> [Dataset items]
◇ ◇ ◇
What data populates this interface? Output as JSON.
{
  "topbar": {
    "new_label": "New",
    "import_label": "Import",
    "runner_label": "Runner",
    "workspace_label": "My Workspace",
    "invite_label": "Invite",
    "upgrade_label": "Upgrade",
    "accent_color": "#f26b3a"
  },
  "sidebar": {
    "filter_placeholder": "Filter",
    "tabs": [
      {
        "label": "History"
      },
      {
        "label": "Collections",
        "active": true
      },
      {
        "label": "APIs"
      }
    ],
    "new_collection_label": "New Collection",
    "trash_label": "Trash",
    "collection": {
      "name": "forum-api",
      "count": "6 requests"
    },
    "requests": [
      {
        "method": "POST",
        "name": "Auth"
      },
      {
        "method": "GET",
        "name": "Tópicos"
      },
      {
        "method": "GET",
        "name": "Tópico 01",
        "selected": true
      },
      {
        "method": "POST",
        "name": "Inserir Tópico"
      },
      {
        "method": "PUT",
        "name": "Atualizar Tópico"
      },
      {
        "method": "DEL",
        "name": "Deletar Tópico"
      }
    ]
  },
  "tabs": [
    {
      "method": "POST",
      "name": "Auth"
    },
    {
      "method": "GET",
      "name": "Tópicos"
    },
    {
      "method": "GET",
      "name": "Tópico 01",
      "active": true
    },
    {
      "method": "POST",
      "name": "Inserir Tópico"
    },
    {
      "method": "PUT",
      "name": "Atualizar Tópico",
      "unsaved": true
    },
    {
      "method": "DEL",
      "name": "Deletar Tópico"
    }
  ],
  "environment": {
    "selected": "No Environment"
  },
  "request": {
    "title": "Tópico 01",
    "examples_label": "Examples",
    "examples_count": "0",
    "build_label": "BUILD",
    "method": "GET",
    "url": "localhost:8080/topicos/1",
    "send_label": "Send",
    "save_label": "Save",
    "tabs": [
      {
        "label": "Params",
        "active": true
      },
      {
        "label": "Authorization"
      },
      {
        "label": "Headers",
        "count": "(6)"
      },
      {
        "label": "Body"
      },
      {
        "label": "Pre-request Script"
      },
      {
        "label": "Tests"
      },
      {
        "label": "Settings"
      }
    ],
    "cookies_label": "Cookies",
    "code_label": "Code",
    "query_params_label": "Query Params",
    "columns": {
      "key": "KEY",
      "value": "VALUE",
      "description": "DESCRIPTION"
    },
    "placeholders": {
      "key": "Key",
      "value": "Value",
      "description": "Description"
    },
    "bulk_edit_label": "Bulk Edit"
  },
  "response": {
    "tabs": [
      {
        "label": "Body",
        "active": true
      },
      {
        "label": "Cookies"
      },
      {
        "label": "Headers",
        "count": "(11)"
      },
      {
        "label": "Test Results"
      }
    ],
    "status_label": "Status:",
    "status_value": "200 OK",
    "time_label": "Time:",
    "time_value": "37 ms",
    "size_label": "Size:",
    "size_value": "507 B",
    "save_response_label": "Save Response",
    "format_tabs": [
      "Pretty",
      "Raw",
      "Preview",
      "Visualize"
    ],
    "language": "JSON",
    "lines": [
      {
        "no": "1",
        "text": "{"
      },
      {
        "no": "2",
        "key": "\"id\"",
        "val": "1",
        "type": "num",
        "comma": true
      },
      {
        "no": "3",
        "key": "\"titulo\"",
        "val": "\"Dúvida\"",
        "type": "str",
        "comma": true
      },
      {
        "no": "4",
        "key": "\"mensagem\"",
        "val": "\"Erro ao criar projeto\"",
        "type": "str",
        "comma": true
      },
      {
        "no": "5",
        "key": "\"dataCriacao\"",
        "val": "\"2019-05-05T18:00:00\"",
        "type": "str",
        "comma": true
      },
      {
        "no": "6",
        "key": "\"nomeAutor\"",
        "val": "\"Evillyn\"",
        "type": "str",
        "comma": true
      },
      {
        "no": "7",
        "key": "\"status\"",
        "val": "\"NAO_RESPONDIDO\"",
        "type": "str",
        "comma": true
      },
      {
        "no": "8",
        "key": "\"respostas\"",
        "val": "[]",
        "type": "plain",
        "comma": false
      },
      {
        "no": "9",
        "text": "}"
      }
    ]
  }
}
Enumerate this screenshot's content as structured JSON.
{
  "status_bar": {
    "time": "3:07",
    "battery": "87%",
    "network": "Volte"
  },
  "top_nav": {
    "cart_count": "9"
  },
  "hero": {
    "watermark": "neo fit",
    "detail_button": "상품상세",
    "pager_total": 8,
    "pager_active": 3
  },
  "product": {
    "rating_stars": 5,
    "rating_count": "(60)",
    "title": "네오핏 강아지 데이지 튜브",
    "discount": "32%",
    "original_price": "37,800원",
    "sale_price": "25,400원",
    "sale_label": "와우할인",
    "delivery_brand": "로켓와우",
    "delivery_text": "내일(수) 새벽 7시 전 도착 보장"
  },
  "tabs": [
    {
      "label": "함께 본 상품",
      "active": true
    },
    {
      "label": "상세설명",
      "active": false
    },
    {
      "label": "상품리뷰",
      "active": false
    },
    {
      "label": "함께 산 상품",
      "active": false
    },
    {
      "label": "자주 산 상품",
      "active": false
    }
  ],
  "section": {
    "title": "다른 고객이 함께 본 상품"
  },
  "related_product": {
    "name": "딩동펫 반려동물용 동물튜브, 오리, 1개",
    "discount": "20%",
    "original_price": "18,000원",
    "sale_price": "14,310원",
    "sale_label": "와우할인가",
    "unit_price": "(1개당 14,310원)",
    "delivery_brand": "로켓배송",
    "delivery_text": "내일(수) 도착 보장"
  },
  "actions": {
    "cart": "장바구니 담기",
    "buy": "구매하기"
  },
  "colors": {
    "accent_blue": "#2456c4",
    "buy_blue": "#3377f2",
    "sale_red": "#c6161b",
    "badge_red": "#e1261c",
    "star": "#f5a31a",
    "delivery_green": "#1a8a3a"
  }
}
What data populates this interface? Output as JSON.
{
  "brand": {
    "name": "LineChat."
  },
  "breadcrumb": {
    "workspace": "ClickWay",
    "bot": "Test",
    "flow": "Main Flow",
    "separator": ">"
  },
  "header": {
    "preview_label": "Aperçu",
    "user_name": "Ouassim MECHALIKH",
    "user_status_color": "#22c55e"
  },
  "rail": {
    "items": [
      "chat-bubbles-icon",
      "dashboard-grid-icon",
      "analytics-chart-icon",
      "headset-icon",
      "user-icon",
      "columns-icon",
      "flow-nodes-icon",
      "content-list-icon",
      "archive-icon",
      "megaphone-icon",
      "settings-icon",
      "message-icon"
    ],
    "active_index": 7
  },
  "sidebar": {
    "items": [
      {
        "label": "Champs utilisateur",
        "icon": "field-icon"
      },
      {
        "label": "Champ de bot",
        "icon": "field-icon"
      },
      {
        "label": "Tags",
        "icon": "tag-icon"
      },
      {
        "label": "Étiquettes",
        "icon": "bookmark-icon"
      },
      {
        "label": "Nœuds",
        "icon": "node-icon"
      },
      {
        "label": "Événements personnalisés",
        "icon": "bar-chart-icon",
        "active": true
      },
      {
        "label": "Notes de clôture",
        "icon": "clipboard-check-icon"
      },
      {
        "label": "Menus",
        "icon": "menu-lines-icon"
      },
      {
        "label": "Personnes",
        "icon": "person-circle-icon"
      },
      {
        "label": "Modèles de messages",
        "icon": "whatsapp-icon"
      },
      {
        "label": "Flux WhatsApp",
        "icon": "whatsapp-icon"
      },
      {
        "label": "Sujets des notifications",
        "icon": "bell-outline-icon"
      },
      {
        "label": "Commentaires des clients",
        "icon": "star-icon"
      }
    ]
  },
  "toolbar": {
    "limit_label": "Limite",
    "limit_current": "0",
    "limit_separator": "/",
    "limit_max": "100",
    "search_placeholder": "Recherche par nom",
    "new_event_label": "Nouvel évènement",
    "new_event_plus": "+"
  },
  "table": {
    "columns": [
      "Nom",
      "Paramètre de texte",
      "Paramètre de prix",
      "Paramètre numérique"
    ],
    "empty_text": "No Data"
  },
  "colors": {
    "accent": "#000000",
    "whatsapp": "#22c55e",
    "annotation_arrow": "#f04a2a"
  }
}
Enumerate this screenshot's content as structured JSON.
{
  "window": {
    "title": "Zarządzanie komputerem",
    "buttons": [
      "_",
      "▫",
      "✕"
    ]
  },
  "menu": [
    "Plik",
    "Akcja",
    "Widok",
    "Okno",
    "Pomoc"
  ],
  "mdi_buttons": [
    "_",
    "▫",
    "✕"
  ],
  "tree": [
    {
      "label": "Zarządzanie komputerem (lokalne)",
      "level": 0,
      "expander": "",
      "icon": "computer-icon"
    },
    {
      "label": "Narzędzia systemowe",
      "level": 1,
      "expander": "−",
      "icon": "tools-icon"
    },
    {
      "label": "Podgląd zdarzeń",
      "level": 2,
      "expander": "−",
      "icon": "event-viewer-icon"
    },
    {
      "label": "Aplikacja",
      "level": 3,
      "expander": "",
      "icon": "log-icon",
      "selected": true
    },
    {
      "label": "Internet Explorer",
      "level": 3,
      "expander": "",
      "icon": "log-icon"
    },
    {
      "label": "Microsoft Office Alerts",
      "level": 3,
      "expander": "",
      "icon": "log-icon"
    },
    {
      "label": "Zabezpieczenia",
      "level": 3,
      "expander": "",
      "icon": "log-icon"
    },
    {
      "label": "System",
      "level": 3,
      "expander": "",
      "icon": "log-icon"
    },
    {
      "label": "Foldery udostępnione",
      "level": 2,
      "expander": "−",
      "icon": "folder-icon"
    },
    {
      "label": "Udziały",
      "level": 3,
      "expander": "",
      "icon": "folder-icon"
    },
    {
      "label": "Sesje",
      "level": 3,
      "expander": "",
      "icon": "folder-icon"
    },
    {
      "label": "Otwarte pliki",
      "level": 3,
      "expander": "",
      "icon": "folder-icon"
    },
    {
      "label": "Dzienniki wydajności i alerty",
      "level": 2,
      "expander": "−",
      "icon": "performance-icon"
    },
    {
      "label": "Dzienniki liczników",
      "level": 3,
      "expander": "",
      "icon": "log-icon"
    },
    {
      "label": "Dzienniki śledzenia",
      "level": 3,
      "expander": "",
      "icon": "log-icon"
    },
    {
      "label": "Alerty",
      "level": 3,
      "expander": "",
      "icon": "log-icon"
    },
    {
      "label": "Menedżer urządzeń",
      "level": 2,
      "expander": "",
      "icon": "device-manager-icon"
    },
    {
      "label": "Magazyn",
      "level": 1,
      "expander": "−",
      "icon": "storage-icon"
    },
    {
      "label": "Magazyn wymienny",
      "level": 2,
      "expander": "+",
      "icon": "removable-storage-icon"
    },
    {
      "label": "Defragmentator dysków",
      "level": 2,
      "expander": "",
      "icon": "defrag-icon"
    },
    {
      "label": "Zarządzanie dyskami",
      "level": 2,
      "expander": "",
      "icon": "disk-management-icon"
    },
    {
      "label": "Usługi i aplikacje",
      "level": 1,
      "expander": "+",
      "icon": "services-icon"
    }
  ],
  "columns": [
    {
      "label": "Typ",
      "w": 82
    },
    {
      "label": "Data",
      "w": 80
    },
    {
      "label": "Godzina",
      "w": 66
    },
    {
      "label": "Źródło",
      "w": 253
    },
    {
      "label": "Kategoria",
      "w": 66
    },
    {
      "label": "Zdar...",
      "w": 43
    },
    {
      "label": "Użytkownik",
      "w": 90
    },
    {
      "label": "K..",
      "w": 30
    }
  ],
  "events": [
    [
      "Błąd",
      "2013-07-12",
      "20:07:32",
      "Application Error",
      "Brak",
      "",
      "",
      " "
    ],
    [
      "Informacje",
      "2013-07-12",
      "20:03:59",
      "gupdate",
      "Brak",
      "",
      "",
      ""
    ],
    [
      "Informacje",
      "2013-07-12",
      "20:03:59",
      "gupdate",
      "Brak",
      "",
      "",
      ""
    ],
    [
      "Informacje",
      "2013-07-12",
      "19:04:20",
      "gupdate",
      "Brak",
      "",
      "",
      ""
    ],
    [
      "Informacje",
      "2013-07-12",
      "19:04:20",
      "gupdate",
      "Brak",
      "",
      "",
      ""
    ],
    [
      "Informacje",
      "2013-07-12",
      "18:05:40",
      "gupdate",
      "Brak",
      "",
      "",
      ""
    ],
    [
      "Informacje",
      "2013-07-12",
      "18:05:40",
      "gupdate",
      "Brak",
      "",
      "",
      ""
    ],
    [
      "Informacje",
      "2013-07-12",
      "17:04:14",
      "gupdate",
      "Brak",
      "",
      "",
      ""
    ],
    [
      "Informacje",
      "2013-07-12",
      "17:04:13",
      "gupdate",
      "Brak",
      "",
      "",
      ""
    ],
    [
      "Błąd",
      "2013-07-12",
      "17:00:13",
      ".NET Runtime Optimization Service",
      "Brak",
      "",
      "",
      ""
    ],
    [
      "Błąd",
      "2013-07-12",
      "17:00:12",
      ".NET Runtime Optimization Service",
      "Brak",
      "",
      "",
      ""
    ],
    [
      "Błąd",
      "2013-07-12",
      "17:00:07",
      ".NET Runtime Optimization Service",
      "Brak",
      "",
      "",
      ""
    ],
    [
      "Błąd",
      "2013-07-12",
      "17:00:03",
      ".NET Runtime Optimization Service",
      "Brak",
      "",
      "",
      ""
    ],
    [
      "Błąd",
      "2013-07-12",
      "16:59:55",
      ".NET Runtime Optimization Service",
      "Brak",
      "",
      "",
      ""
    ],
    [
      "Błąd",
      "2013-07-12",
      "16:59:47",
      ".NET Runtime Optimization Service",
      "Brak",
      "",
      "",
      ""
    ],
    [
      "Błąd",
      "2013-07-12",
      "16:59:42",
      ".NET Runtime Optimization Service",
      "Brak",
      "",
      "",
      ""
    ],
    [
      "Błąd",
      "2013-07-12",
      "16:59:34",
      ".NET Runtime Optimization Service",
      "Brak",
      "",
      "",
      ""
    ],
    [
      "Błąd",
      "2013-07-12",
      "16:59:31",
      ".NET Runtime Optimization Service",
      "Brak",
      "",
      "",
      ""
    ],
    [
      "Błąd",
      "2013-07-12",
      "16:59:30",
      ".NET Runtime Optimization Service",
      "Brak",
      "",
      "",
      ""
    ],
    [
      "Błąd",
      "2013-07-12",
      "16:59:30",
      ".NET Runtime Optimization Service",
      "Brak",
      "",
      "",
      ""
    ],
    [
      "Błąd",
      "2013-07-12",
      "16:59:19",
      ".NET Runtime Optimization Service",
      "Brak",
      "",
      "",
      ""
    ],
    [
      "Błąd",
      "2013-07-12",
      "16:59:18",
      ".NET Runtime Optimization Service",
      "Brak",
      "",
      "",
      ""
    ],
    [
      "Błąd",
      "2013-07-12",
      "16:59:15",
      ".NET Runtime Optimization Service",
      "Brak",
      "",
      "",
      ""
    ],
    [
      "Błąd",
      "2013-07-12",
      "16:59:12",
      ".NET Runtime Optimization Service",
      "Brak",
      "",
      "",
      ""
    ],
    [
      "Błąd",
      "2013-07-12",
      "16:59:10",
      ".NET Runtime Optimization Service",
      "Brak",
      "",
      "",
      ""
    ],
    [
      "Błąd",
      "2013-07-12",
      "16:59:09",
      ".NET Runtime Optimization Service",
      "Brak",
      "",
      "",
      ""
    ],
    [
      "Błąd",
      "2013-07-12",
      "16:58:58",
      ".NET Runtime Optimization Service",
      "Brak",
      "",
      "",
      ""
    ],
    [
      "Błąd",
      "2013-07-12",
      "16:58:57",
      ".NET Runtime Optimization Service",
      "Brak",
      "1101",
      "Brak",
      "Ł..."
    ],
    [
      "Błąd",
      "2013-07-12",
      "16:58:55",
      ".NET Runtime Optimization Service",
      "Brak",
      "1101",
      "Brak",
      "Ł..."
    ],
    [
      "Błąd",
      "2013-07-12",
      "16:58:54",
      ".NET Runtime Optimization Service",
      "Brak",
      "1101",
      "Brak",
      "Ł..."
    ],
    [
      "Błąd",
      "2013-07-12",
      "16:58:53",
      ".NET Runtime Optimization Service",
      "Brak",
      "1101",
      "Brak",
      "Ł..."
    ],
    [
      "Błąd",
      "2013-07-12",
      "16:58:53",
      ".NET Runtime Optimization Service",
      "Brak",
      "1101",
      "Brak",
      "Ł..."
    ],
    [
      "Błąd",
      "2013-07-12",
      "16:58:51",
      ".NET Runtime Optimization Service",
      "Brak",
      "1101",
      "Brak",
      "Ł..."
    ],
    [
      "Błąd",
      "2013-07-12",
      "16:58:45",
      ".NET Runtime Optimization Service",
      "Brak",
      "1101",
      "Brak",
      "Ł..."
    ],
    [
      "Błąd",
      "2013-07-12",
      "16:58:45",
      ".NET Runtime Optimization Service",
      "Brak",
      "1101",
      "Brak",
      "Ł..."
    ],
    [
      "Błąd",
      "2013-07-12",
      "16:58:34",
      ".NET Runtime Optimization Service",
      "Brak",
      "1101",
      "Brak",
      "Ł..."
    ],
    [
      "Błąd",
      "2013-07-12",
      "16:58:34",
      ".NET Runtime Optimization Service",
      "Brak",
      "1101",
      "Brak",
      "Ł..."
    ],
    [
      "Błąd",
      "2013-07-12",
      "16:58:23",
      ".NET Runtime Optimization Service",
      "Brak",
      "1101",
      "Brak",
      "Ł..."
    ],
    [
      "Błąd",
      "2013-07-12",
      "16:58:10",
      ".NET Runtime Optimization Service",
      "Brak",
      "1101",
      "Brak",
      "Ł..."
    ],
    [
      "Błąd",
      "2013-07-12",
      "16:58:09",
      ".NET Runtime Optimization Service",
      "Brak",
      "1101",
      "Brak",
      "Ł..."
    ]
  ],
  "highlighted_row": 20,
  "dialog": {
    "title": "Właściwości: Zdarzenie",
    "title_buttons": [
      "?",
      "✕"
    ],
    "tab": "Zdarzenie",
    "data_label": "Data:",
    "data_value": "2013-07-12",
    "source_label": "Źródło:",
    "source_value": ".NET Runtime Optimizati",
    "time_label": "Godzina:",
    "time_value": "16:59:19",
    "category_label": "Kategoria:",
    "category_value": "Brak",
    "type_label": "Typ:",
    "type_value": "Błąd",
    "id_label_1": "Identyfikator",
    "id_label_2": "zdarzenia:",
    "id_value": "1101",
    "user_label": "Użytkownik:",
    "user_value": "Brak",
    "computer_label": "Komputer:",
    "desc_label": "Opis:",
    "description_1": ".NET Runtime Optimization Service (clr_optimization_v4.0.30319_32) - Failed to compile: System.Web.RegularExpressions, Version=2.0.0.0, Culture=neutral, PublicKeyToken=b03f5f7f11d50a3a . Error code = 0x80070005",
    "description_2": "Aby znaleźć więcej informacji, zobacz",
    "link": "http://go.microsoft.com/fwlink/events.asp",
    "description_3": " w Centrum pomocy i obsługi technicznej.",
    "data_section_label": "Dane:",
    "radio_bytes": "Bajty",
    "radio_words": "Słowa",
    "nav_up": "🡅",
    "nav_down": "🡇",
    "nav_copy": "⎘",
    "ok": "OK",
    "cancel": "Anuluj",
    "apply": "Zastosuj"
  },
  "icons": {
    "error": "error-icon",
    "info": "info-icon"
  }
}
◇ ◇ ◇
> [EXERCISE DETAILS] Leave out every line without the string "Deletar" and copy the rest.

> [EXERCISE RESPONSE]
        "name": "Deletar Tópico"
      "name": "Deletar Tópico"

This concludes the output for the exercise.